**** RECORD LIST ****

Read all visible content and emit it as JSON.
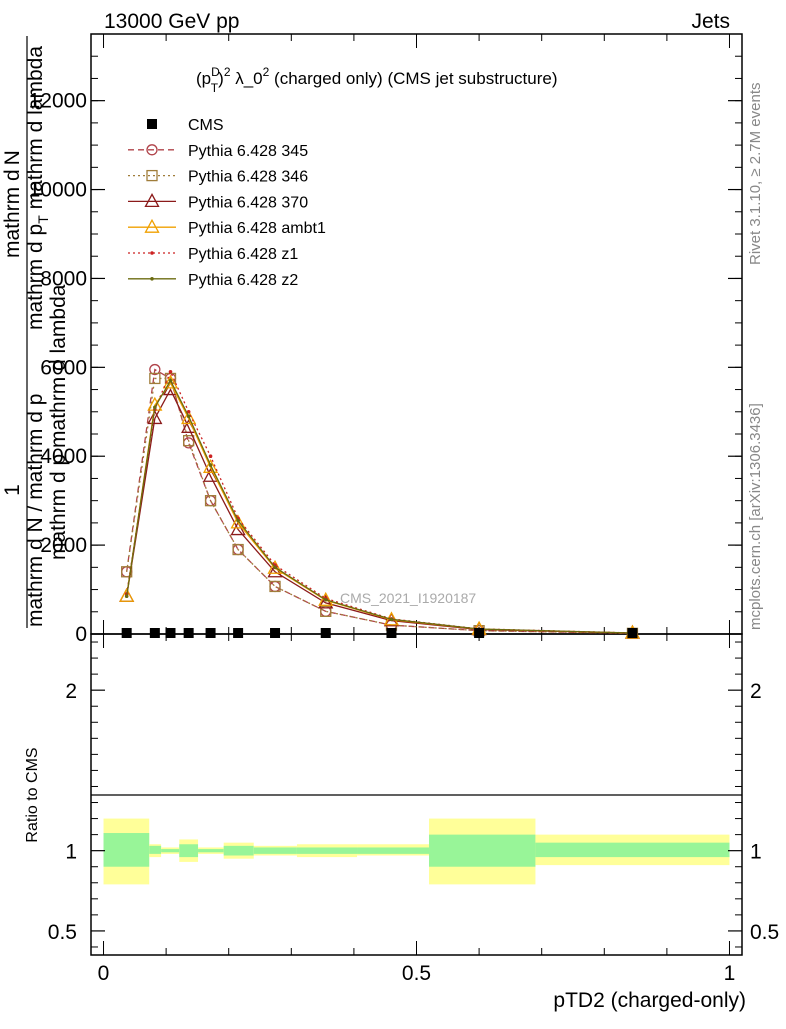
{
  "header": {
    "energy": "13000 GeV pp",
    "category": "Jets"
  },
  "plot_title": {
    "base": "(p",
    "sup_d": "D",
    "sub_t": "T",
    "close": ")",
    "sup_2": "2",
    "lambda": " λ_0",
    "sup_2b": "2",
    "rest": " (charged only) (CMS jet substructure)"
  },
  "ylabel_main": {
    "one": "1",
    "denominator": "mathrm d N / mathrm d p",
    "frac_num": "mathrm d",
    "frac_num2": "N",
    "frac_den": "mathrm d p",
    "frac_sub": "T",
    "frac_den2": " mathrm d lambda",
    "line2": "mathrm d p mathrm d lambda"
  },
  "ylabel_ratio": "Ratio to CMS",
  "xlabel": "pTD2 (charged-only)",
  "watermark": "CMS_2021_I1920187",
  "side_top": "Rivet 3.1.10, ≥ 2.7M events",
  "side_bottom": "mcplots.cern.ch [arXiv:1306.3436]",
  "legend": [
    {
      "label": "CMS",
      "color": "#000000",
      "marker": "square-filled",
      "dash": "none"
    },
    {
      "label": "Pythia 6.428 345",
      "color": "#b0434a",
      "marker": "circle",
      "dash": "dashed"
    },
    {
      "label": "Pythia 6.428 346",
      "color": "#a07d3a",
      "marker": "square",
      "dash": "dotted"
    },
    {
      "label": "Pythia 6.428 370",
      "color": "#8b1a1a",
      "marker": "triangle",
      "dash": "solid"
    },
    {
      "label": "Pythia 6.428 ambt1",
      "color": "#f0a000",
      "marker": "triangle",
      "dash": "solid"
    },
    {
      "label": "Pythia 6.428 z1",
      "color": "#cc2222",
      "marker": "dot",
      "dash": "dotted"
    },
    {
      "label": "Pythia 6.428 z2",
      "color": "#6b6b10",
      "marker": "dot",
      "dash": "solid"
    }
  ],
  "chart_data": [
    {
      "type": "line",
      "panel": "main",
      "xlim": [
        -0.02,
        1.02
      ],
      "ylim": [
        0,
        13500
      ],
      "y_ticks": [
        {
          "v": 0,
          "label": "0"
        },
        {
          "v": 2000,
          "label": "2000"
        },
        {
          "v": 4000,
          "label": "4000"
        },
        {
          "v": 6000,
          "label": "6000"
        },
        {
          "v": 8000,
          "label": "8000"
        },
        {
          "v": 10000,
          "label": "10000"
        },
        {
          "v": 12000,
          "label": "12000"
        }
      ],
      "x": [
        0.037,
        0.082,
        0.107,
        0.136,
        0.171,
        0.215,
        0.274,
        0.355,
        0.46,
        0.6,
        0.845
      ],
      "cms": [
        0,
        0,
        0,
        0,
        0,
        0,
        0,
        0,
        0,
        0,
        0
      ],
      "series": [
        {
          "name": "Pythia 6.428 345",
          "values": [
            1400,
            5950,
            5750,
            4300,
            3000,
            1900,
            1070,
            510,
            200,
            75,
            15
          ]
        },
        {
          "name": "Pythia 6.428 346",
          "values": [
            1400,
            5750,
            5750,
            4350,
            3000,
            1900,
            1070,
            510,
            200,
            75,
            15
          ]
        },
        {
          "name": "Pythia 6.428 370",
          "values": [
            850,
            4850,
            5500,
            4650,
            3550,
            2350,
            1400,
            700,
            300,
            100,
            20
          ]
        },
        {
          "name": "Pythia 6.428 ambt1",
          "values": [
            850,
            5150,
            5650,
            4850,
            3750,
            2500,
            1480,
            760,
            320,
            110,
            22
          ]
        },
        {
          "name": "Pythia 6.428 z1",
          "values": [
            900,
            5050,
            5900,
            5000,
            4000,
            2600,
            1550,
            800,
            340,
            115,
            24
          ]
        },
        {
          "name": "Pythia 6.428 z2",
          "values": [
            850,
            5100,
            5700,
            4900,
            3800,
            2550,
            1500,
            770,
            330,
            112,
            23
          ]
        }
      ]
    },
    {
      "type": "area",
      "panel": "ratio",
      "xlim": [
        -0.02,
        1.02
      ],
      "ylim": [
        0.35,
        2.35
      ],
      "y_ticks": [
        {
          "v": 0.5,
          "label": "0.5"
        },
        {
          "v": 1,
          "label": "1"
        },
        {
          "v": 2,
          "label": "2"
        }
      ],
      "x_ticks": [
        {
          "v": 0,
          "label": "0"
        },
        {
          "v": 0.5,
          "label": "0.5"
        },
        {
          "v": 1,
          "label": "1"
        }
      ],
      "bins": [
        {
          "x0": 0.0,
          "x1": 0.073,
          "g": [
            0.9,
            1.11
          ],
          "y": [
            0.79,
            1.2
          ]
        },
        {
          "x0": 0.073,
          "x1": 0.092,
          "g": [
            0.98,
            1.03
          ],
          "y": [
            0.96,
            1.04
          ]
        },
        {
          "x0": 0.092,
          "x1": 0.121,
          "g": [
            0.99,
            1.01
          ],
          "y": [
            0.98,
            1.02
          ]
        },
        {
          "x0": 0.121,
          "x1": 0.151,
          "g": [
            0.96,
            1.04
          ],
          "y": [
            0.93,
            1.07
          ]
        },
        {
          "x0": 0.151,
          "x1": 0.192,
          "g": [
            0.99,
            1.01
          ],
          "y": [
            0.98,
            1.02
          ]
        },
        {
          "x0": 0.192,
          "x1": 0.24,
          "g": [
            0.97,
            1.03
          ],
          "y": [
            0.95,
            1.05
          ]
        },
        {
          "x0": 0.24,
          "x1": 0.309,
          "g": [
            0.98,
            1.02
          ],
          "y": [
            0.97,
            1.03
          ]
        },
        {
          "x0": 0.309,
          "x1": 0.405,
          "g": [
            0.98,
            1.02
          ],
          "y": [
            0.96,
            1.04
          ]
        },
        {
          "x0": 0.405,
          "x1": 0.52,
          "g": [
            0.98,
            1.02
          ],
          "y": [
            0.97,
            1.04
          ]
        },
        {
          "x0": 0.52,
          "x1": 0.69,
          "g": [
            0.9,
            1.1
          ],
          "y": [
            0.79,
            1.2
          ]
        },
        {
          "x0": 0.69,
          "x1": 1.0,
          "g": [
            0.96,
            1.05
          ],
          "y": [
            0.91,
            1.1
          ]
        }
      ]
    }
  ]
}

****

> **WHAT THE EXERCISE ASKS**:
Reply with one number only: the count of lines in the entries that contain "Pythia".

> **SOLUTION TO THIS PROBLEM**:
12